Exercise input

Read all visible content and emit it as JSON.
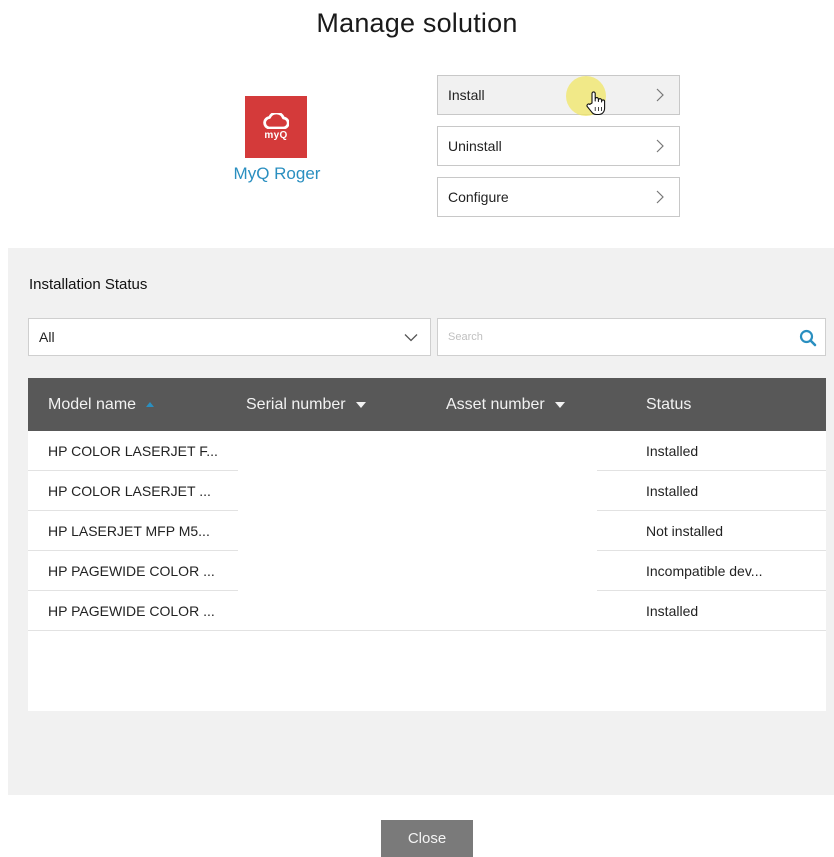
{
  "dialog": {
    "title": "Manage solution"
  },
  "app": {
    "logo_text": "myQ",
    "name": "MyQ Roger",
    "brand_color": "#d43a3a",
    "name_color": "#2a8fc0"
  },
  "actions": [
    {
      "label": "Install",
      "icon": "chevron-right-icon",
      "hovered": true
    },
    {
      "label": "Uninstall",
      "icon": "chevron-right-icon"
    },
    {
      "label": "Configure",
      "icon": "chevron-right-icon"
    }
  ],
  "installation_status": {
    "heading": "Installation Status",
    "filter": {
      "selected": "All",
      "icon": "chevron-down-icon"
    },
    "search": {
      "placeholder": "Search",
      "value": "",
      "icon": "search-icon",
      "icon_color": "#2a8fc0"
    },
    "table": {
      "columns": [
        {
          "label": "Model name",
          "sort": "ascending",
          "sort_color": "#2a8fc0"
        },
        {
          "label": "Serial number",
          "sort": "descending"
        },
        {
          "label": "Asset number",
          "sort": "descending"
        },
        {
          "label": "Status"
        }
      ],
      "rows": [
        {
          "model": "HP COLOR LASERJET F...",
          "serial": "",
          "asset": "",
          "status": "Installed"
        },
        {
          "model": "HP COLOR LASERJET ...",
          "serial": "",
          "asset": "",
          "status": "Installed"
        },
        {
          "model": "HP LASERJET MFP M5...",
          "serial": "",
          "asset": "",
          "status": "Not installed"
        },
        {
          "model": "HP PAGEWIDE COLOR ...",
          "serial": "",
          "asset": "",
          "status": "Incompatible dev..."
        },
        {
          "model": "HP PAGEWIDE COLOR ...",
          "serial": "",
          "asset": "",
          "status": "Installed"
        }
      ]
    }
  },
  "footer": {
    "close_label": "Close"
  }
}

Set exercise
Which lines above contain the word "LASERJET"? Copy each of them.

The result
          "model": "HP COLOR LASERJET F...",
          "model": "HP COLOR LASERJET ...",
          "model": "HP LASERJET MFP M5...",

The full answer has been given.